KUTIPAN PILIHAN —
Mubadalah.id – Saat ini, semakin banyak nama perempuan yang menghiasi panggung sejarah Nusantara. Beberapa yang sudah lama familiar di telinga kita, tentu ada Kartini, Cut Nyak Dien, Nyi Ageng Serang, Rahmah El Yunusiyyah, dan lainnya. Keadaan ini seakan membasahi dahaga her-storiography kita yang dahulu amat kering.
Maka, apakah kita sudah dapat menghentikan narasi menggiatkan penulisan sejarah perempuan sampai di sini, mengingat sudah semakin banyak nama perempuan yang menghiasi sejarah Nusantara?
Tentu, kalau kita benar-benar mengharapkan pembacaan sejarah perempuan Nusantara secara utuh, maka kita belum boleh berhenti, dan harus melanjutkan penelusuran terus-menerus. Banyak aspek dalam penulisan sejarah perempuan yang masih perlu didedahkan, agar sejarah kita tidak semata his-story, namun juga kaya her-story.

CUPLIKAN MATERI —
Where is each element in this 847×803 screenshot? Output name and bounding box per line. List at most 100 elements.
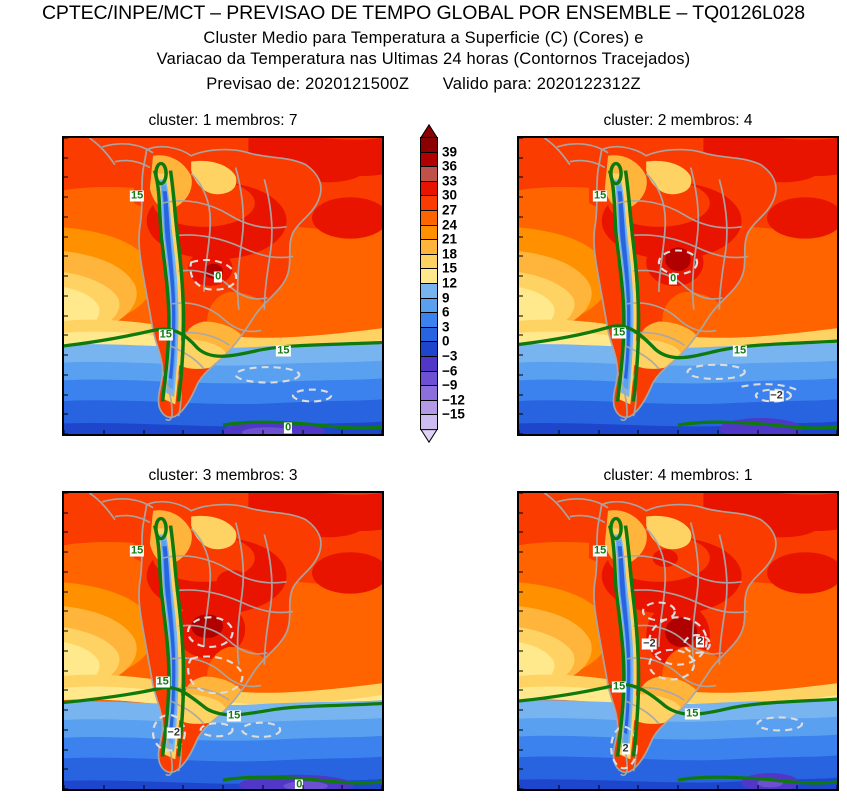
y-axis-tick-mark	[64, 138, 68, 139]
temperature-field-cluster-1	[64, 138, 382, 434]
colorbar-band	[420, 224, 438, 241]
colorbar-band	[420, 151, 438, 168]
x-axis-tick-mark	[836, 430, 837, 434]
forecast-dates: Previsao de: 2020121500Z Valido para: 20…	[0, 70, 847, 95]
y-axis-tick-mark	[64, 255, 68, 257]
y-axis-tick-mark	[519, 315, 523, 317]
temperature-field-cluster-3	[64, 493, 382, 789]
contour-label: 15	[592, 544, 608, 557]
y-axis-tick-mark	[64, 374, 68, 376]
x-axis-tick-mark	[341, 785, 343, 789]
x-axis-tick-mark	[519, 785, 520, 789]
map-panel-cluster-4[interactable]: 15N10N5NEQ5S10S15S20S25S30S35S40S45S50S5…	[517, 491, 839, 791]
y-axis-tick-mark	[64, 729, 68, 731]
colorbar-tick-label: 27	[442, 202, 458, 218]
y-axis-tick-mark	[519, 531, 523, 533]
colorbar-tick-label: 12	[442, 275, 458, 291]
y-axis-tick-mark	[519, 610, 523, 612]
y-axis-tick-mark	[519, 334, 523, 336]
x-axis-tick-mark	[222, 430, 224, 434]
y-axis-tick-mark	[519, 571, 523, 573]
contour-label: 15	[685, 707, 700, 720]
map-panel-cluster-3[interactable]: 15N10N5NEQ5S10S15S20S25S30S35S40S45S50S5…	[62, 491, 384, 791]
x-axis-tick-mark	[143, 430, 144, 434]
colorbar-tick-label: 9	[442, 290, 450, 306]
y-axis-tick-mark	[519, 216, 523, 218]
y-axis-tick-mark	[64, 433, 68, 434]
y-axis-tick-mark	[64, 709, 68, 711]
y-axis-tick-mark	[519, 670, 523, 672]
y-axis-tick-mark	[519, 551, 523, 553]
contour-label: −2	[769, 389, 784, 402]
subtitle-line-1: Cluster Medio para Temperatura a Superfi…	[203, 29, 644, 47]
colorbar-tick-label: −6	[442, 363, 458, 379]
colorbar-band	[420, 283, 438, 299]
contour-label: 15	[158, 328, 173, 341]
x-axis-tick-mark	[103, 785, 105, 789]
y-axis-tick-mark	[519, 630, 523, 632]
y-axis-tick-mark	[519, 255, 523, 257]
contour-label: 15	[732, 344, 748, 357]
y-axis-tick-mark	[519, 689, 523, 691]
contour-label: 0	[669, 272, 678, 285]
colorbar-band	[420, 370, 438, 387]
y-axis-tick-mark	[519, 768, 523, 770]
y-axis-tick-mark	[64, 768, 68, 770]
y-axis-tick-mark	[64, 531, 68, 533]
map-panel-cluster-1[interactable]: 15N10N5NEQ5S10S15S20S25S30S35S40S45S50S5…	[62, 136, 384, 436]
y-axis-tick-mark	[64, 788, 68, 789]
map-panel-cluster-2[interactable]: 15N10N5NEQ5S10S15S20S25S30S35S40S45S50S5…	[517, 136, 839, 436]
y-axis-tick-mark	[64, 354, 68, 356]
x-axis-tick-mark	[836, 785, 837, 789]
contour-label: 0	[284, 421, 293, 434]
colorbar-tick-label: 36	[442, 158, 458, 174]
x-axis-tick-mark	[677, 785, 679, 789]
y-axis-tick-mark	[64, 394, 68, 396]
y-axis-tick-mark	[519, 729, 523, 731]
colorbar-band	[420, 385, 438, 401]
y-axis-tick-mark	[64, 315, 68, 317]
y-axis-tick-mark	[519, 374, 523, 376]
y-axis-tick-mark	[519, 413, 523, 415]
x-axis-tick-mark	[143, 785, 144, 789]
y-axis-tick-mark	[519, 650, 523, 652]
y-axis-tick-mark	[519, 591, 523, 593]
contour-label: −2	[642, 637, 657, 650]
colorbar-band	[420, 180, 438, 197]
temperature-colorbar: 39 36 33 30 27 24 21 18 15 12 9 6 3 0 −3 −6 −9 −12 −15	[420, 124, 465, 443]
colorbar-band	[420, 239, 438, 255]
x-axis-tick-mark	[182, 430, 184, 434]
colorbar-band	[420, 326, 438, 343]
subtitle-line-2: Variacao da Temperatura nas Ultimas 24 h…	[156, 50, 691, 68]
x-axis-tick-mark	[796, 430, 798, 434]
y-axis-tick-mark	[64, 551, 68, 553]
colorbar-tick-label: 3	[442, 319, 450, 335]
x-axis-tick-mark	[519, 430, 520, 434]
colorbar-band	[420, 210, 438, 226]
colorbar-tick-label: 15	[442, 260, 458, 276]
colorbar-tick-label: −12	[442, 392, 465, 408]
colorbar-tick-label: 21	[442, 231, 458, 247]
y-axis-tick-mark	[64, 650, 68, 652]
x-axis-tick-mark	[598, 430, 599, 434]
y-axis-tick-mark	[519, 749, 523, 751]
contour-label: 0	[214, 270, 223, 283]
temperature-field-cluster-2	[519, 138, 837, 434]
y-axis-tick-mark	[519, 295, 523, 297]
contour-label: 15	[155, 675, 170, 688]
x-axis-tick-mark	[558, 785, 560, 789]
panel-title-cluster-3: cluster: 3 membros: 3	[148, 467, 298, 484]
page-header: CPTEC/INPE/MCT – PREVISAO DE TEMPO GLOBA…	[0, 0, 847, 95]
y-axis-tick-mark	[64, 512, 68, 514]
colorbar-band	[420, 356, 438, 372]
x-axis-tick-mark	[637, 785, 639, 789]
x-axis-tick-mark	[302, 430, 303, 434]
y-axis-tick-mark	[64, 295, 68, 297]
contour-label: 2	[696, 635, 705, 648]
y-axis-tick-mark	[64, 591, 68, 593]
x-axis-tick-mark	[677, 430, 679, 434]
y-axis-tick-mark	[519, 493, 523, 494]
x-axis-tick-mark	[381, 785, 382, 789]
x-axis-tick-mark	[222, 785, 224, 789]
contour-label: 15	[130, 189, 145, 202]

SOAL — Tulis kembali bagian kutipan tentang sejarah perempuan Nusantara dari "Maka, apakah kita" sampai "menghiasi sejarah Nusantara?", dengan menukar "menghentikan" menjadi "mengakhiri".

JAWABAN SOAL —
Maka, apakah kita sudah dapat mengakhiri narasi menggiatkan penulisan sejarah perempuan sampai di sini, mengingat sudah semakin banyak nama perempuan yang menghiasi sejarah Nusantara?